(What you should do): All entries are to be given again verbatim.

(Stored records):
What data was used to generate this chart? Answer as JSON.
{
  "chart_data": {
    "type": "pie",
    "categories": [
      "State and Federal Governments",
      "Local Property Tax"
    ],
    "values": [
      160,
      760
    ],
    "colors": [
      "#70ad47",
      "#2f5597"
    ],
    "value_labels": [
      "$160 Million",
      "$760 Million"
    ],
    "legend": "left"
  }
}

(Right answer):
What data was used to generate this chart? Answer as JSON.
{
  "chart_data": {
    "type": "pie",
    "categories": [
      "State and Federal Governments",
      "Local Property Tax"
    ],
    "values": [
      160,
      760
    ],
    "colors": [
      "#70ad47",
      "#2f5597"
    ],
    "value_labels": [
      "$160 Million",
      "$760 Million"
    ],
    "legend": "left"
  }
}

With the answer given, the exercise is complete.